------ EXTRACTED ENTRIES ------

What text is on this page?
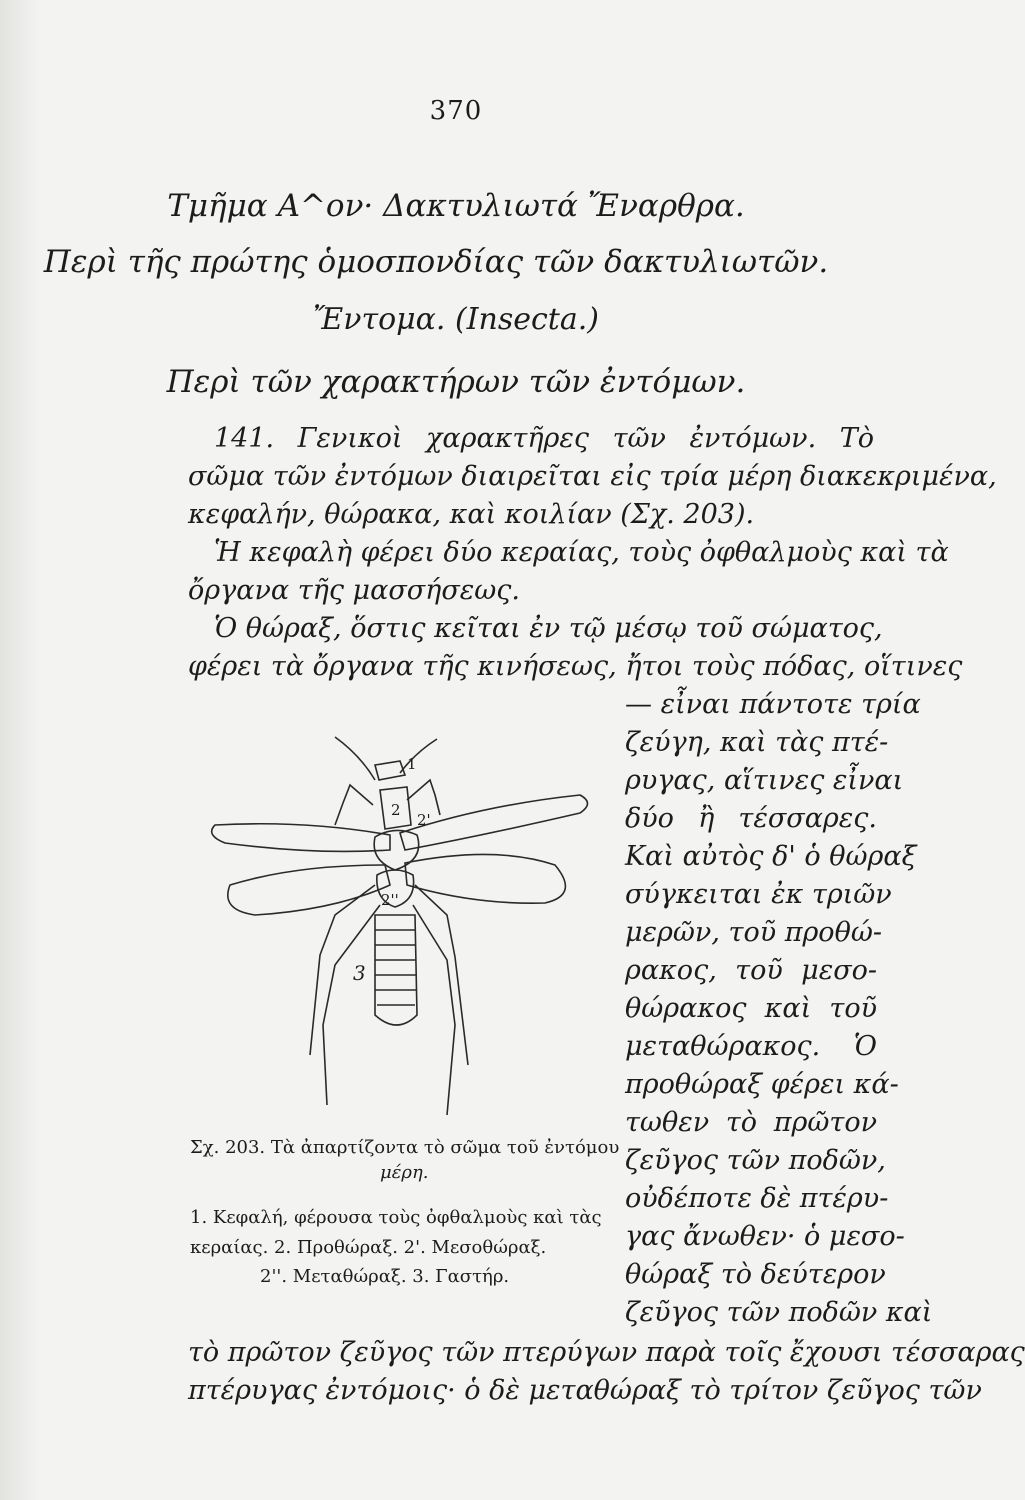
370
Τμῆμα Α^ον· Δακτυλιωτά Ἔναρθρα.
Περὶ τῆς πρώτης ὁμοσπονδίας τῶν δακτυλιωτῶν.
Ἔντομα. (Insecta.)
Περὶ τῶν χαρακτήρων τῶν ἐντόμων.
141. Γενικοὶ χαρακτῆρες τῶν ἐντόμων. Τὸ
σῶμα τῶν ἐντόμων διαιρεῖται εἰς τρία μέρη διακεκριμένα,
κεφαλήν, θώρακα, καὶ κοιλίαν (Σχ. 203).
Ἡ κεφαλὴ φέρει δύο κεραίας, τοὺς ὀφθαλμοὺς καὶ τὰ
ὄργανα τῆς μασσήσεως.
Ὁ θώραξ, ὅστις κεῖται ἐν τῷ μέσῳ τοῦ σώματος,
φέρει τὰ ὄργανα τῆς κινήσεως, ἤτοι τοὺς πόδας, οἵτινες
— εἶναι πάντοτε τρία
ζεύγη, καὶ τὰς πτέ-
ρυγας, αἵτινες εἶναι
δύο ἢ τέσσαρες.
Καὶ αὐτὸς δ' ὁ θώραξ
σύγκειται ἐκ τριῶν
μερῶν, τοῦ προθώ-
ρακος, τοῦ μεσο-
θώρακος καὶ τοῦ
μεταθώρακος. Ὁ
προθώραξ φέρει κά-
τωθεν τὸ πρῶτον
ζεῦγος τῶν ποδῶν,
οὐδέποτε δὲ πτέρυ-
γας ἄνωθεν· ὁ μεσο-
θώραξ τὸ δεύτερον
ζεῦγος τῶν ποδῶν καὶ
τὸ πρῶτον ζεῦγος τῶν πτερύγων παρὰ τοῖς ἔχουσι τέσσαρας
πτέρυγας ἐντόμοις· ὁ δὲ μεταθώραξ τὸ τρίτον ζεῦγος τῶν
1
2
2'
2''
3
Σχ. 203. Τὰ ἀπαρτίζοντα τὸ σῶμα τοῦ ἐντόμου
μέρη.
1. Κεφαλή, φέρουσα τοὺς ὀφθαλμοὺς καὶ τὰς
κεραίας. 2. Προθώραξ. 2'. Μεσοθώραξ.
2''. Μεταθώραξ. 3. Γαστήρ.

------

Reproduce the entries above exactly. Do not include the images.

What text is on this page?
370
Τμῆμα Α^ον· Δακτυλιωτά Ἔναρθρα.
Περὶ τῆς πρώτης ὁμοσπονδίας τῶν δακτυλιωτῶν.
Ἔντομα. (Insecta.)
Περὶ τῶν χαρακτήρων τῶν ἐντόμων.
141. Γενικοὶ χαρακτῆρες τῶν ἐντόμων. Τὸ
σῶμα τῶν ἐντόμων διαιρεῖται εἰς τρία μέρη διακεκριμένα,
κεφαλήν, θώρακα, καὶ κοιλίαν (Σχ. 203).
Ἡ κεφαλὴ φέρει δύο κεραίας, τοὺς ὀφθαλμοὺς καὶ τὰ
ὄργανα τῆς μασσήσεως.
Ὁ θώραξ, ὅστις κεῖται ἐν τῷ μέσῳ τοῦ σώματος,
φέρει τὰ ὄργανα τῆς κινήσεως, ἤτοι τοὺς πόδας, οἵτινες
— εἶναι πάντοτε τρία
ζεύγη, καὶ τὰς πτέ-
ρυγας, αἵτινες εἶναι
δύο ἢ τέσσαρες.
Καὶ αὐτὸς δ' ὁ θώραξ
σύγκειται ἐκ τριῶν
μερῶν, τοῦ προθώ-
ρακος, τοῦ μεσο-
θώρακος καὶ τοῦ
μεταθώρακος. Ὁ
προθώραξ φέρει κά-
τωθεν τὸ πρῶτον
ζεῦγος τῶν ποδῶν,
οὐδέποτε δὲ πτέρυ-
γας ἄνωθεν· ὁ μεσο-
θώραξ τὸ δεύτερον
ζεῦγος τῶν ποδῶν καὶ
τὸ πρῶτον ζεῦγος τῶν πτερύγων παρὰ τοῖς ἔχουσι τέσσαρας
πτέρυγας ἐντόμοις· ὁ δὲ μεταθώραξ τὸ τρίτον ζεῦγος τῶν
1
2
2'
2''
3
Σχ. 203. Τὰ ἀπαρτίζοντα τὸ σῶμα τοῦ ἐντόμου
μέρη.
1. Κεφαλή, φέρουσα τοὺς ὀφθαλμοὺς καὶ τὰς
κεραίας. 2. Προθώραξ. 2'. Μεσοθώραξ.
2''. Μεταθώραξ. 3. Γαστήρ.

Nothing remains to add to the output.